Data for this task -
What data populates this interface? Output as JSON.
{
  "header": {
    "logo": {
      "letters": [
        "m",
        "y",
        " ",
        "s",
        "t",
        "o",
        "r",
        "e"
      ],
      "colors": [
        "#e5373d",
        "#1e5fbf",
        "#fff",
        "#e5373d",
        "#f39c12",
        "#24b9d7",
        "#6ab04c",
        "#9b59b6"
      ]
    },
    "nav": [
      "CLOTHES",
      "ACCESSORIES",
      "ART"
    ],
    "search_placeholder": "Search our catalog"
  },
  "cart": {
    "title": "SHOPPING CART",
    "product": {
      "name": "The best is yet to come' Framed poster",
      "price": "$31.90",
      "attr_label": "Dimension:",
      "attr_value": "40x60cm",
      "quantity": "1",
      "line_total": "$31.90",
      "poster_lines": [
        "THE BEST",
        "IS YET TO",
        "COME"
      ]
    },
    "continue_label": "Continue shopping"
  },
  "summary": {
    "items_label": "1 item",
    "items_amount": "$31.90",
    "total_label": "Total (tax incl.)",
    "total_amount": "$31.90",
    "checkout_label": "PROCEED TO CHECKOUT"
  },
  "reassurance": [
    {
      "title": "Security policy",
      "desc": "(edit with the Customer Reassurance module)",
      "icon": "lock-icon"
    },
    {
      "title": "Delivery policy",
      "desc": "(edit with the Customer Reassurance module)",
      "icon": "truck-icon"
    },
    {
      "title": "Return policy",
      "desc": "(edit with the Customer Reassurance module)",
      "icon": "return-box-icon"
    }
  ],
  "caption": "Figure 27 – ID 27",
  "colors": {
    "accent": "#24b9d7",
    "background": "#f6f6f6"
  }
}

What is expected - Print the listing above in its entirety, with every line exact.

Response to the task -
What data populates this interface? Output as JSON.
{
  "header": {
    "logo": {
      "letters": [
        "m",
        "y",
        " ",
        "s",
        "t",
        "o",
        "r",
        "e"
      ],
      "colors": [
        "#e5373d",
        "#1e5fbf",
        "#fff",
        "#e5373d",
        "#f39c12",
        "#24b9d7",
        "#6ab04c",
        "#9b59b6"
      ]
    },
    "nav": [
      "CLOTHES",
      "ACCESSORIES",
      "ART"
    ],
    "search_placeholder": "Search our catalog"
  },
  "cart": {
    "title": "SHOPPING CART",
    "product": {
      "name": "The best is yet to come' Framed poster",
      "price": "$31.90",
      "attr_label": "Dimension:",
      "attr_value": "40x60cm",
      "quantity": "1",
      "line_total": "$31.90",
      "poster_lines": [
        "THE BEST",
        "IS YET TO",
        "COME"
      ]
    },
    "continue_label": "Continue shopping"
  },
  "summary": {
    "items_label": "1 item",
    "items_amount": "$31.90",
    "total_label": "Total (tax incl.)",
    "total_amount": "$31.90",
    "checkout_label": "PROCEED TO CHECKOUT"
  },
  "reassurance": [
    {
      "title": "Security policy",
      "desc": "(edit with the Customer Reassurance module)",
      "icon": "lock-icon"
    },
    {
      "title": "Delivery policy",
      "desc": "(edit with the Customer Reassurance module)",
      "icon": "truck-icon"
    },
    {
      "title": "Return policy",
      "desc": "(edit with the Customer Reassurance module)",
      "icon": "return-box-icon"
    }
  ],
  "caption": "Figure 27 – ID 27",
  "colors": {
    "accent": "#24b9d7",
    "background": "#f6f6f6"
  }
}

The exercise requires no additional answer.